Records
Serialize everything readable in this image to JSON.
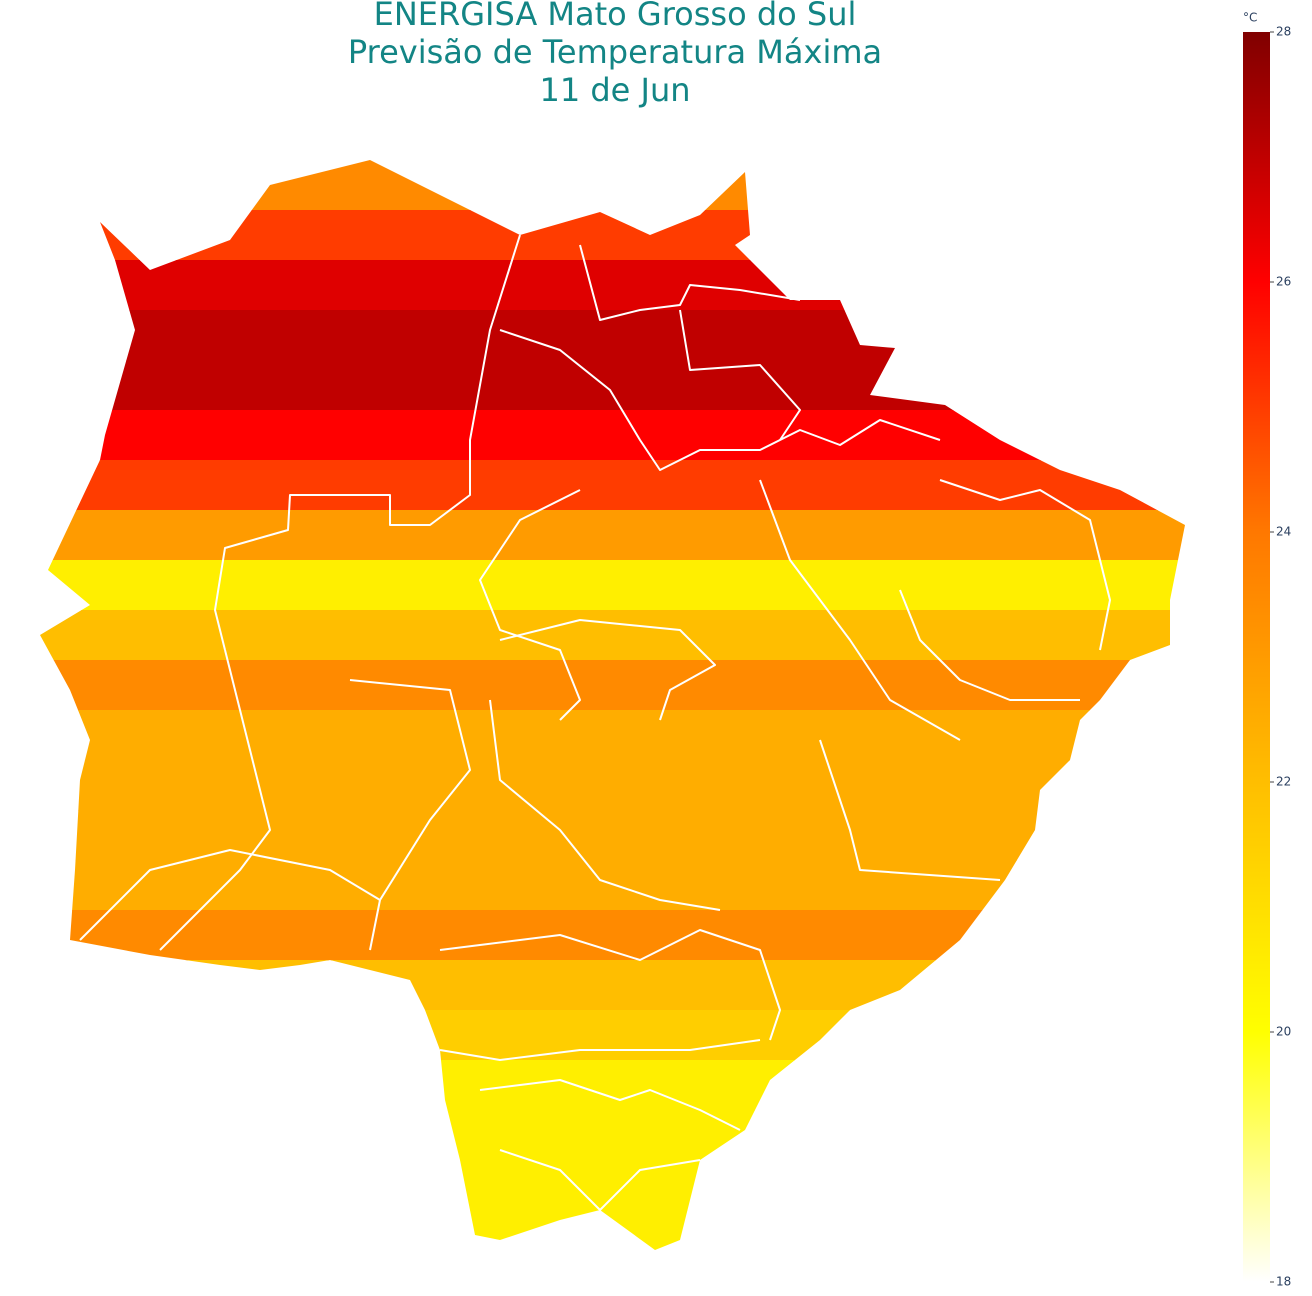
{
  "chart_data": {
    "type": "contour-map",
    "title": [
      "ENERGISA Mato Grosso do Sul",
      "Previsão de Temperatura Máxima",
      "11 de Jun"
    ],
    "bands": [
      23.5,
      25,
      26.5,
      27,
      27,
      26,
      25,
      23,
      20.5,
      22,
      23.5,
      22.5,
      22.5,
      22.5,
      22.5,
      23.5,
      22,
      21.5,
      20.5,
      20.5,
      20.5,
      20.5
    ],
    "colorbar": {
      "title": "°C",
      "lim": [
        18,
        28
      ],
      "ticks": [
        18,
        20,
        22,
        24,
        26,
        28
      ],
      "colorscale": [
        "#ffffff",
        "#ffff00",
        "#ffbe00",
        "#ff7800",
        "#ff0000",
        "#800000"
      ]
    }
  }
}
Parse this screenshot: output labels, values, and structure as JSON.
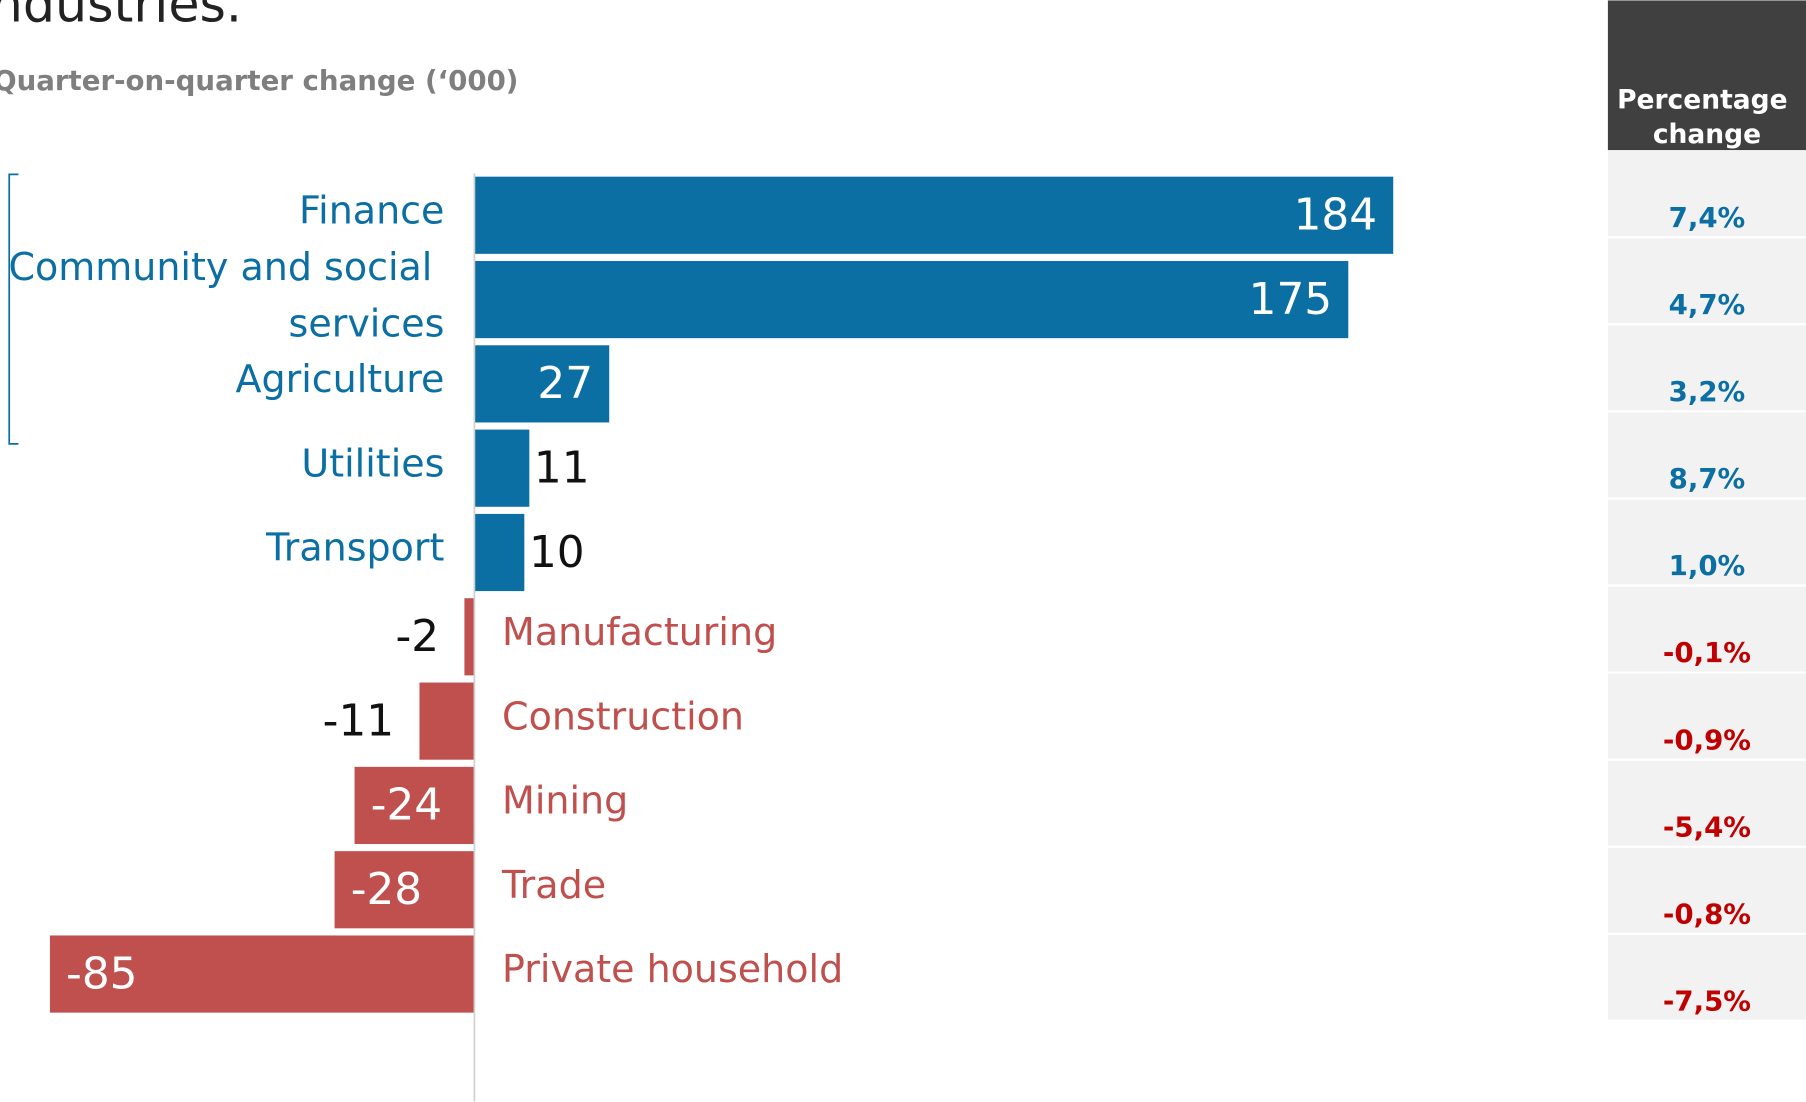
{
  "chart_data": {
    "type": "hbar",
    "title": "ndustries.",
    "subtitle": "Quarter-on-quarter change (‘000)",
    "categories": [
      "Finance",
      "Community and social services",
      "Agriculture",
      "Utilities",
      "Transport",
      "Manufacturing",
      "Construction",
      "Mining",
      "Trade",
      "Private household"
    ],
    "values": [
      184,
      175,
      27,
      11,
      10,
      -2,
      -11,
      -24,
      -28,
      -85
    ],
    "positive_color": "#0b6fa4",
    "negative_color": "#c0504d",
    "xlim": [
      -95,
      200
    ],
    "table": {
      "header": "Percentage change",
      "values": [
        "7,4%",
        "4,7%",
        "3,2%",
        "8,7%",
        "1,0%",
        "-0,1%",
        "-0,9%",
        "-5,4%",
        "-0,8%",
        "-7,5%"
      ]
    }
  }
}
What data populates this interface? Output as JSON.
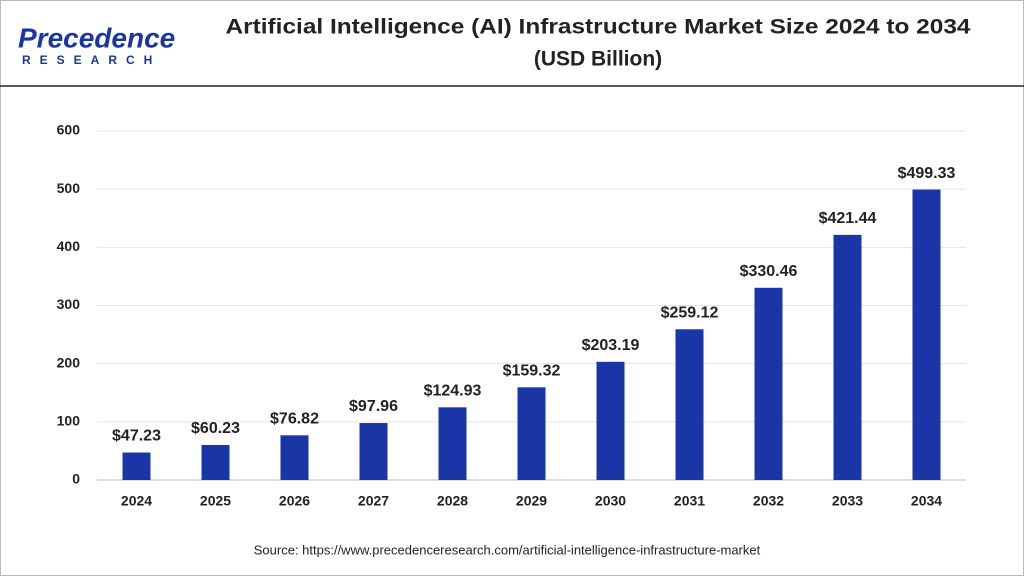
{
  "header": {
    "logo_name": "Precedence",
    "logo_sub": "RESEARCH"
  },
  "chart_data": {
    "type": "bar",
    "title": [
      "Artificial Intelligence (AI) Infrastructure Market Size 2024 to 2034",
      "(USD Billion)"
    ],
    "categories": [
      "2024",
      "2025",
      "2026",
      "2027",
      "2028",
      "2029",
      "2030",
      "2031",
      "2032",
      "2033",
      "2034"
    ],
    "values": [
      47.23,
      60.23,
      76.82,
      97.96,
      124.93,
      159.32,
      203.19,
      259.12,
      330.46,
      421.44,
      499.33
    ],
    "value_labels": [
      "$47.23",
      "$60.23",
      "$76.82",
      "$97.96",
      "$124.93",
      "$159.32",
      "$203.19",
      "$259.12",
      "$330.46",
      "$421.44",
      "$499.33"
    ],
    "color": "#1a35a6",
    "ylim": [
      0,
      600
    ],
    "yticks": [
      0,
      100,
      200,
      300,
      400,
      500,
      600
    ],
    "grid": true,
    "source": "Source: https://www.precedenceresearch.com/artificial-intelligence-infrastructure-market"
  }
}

**Work to be completed**
Return all lines with the word "this" in them.

**The output**
Serialize everything readable in this image to JSON.
Parse this screenshot: output labels, values, and structure as JSON.
What data populates this interface? Output as JSON.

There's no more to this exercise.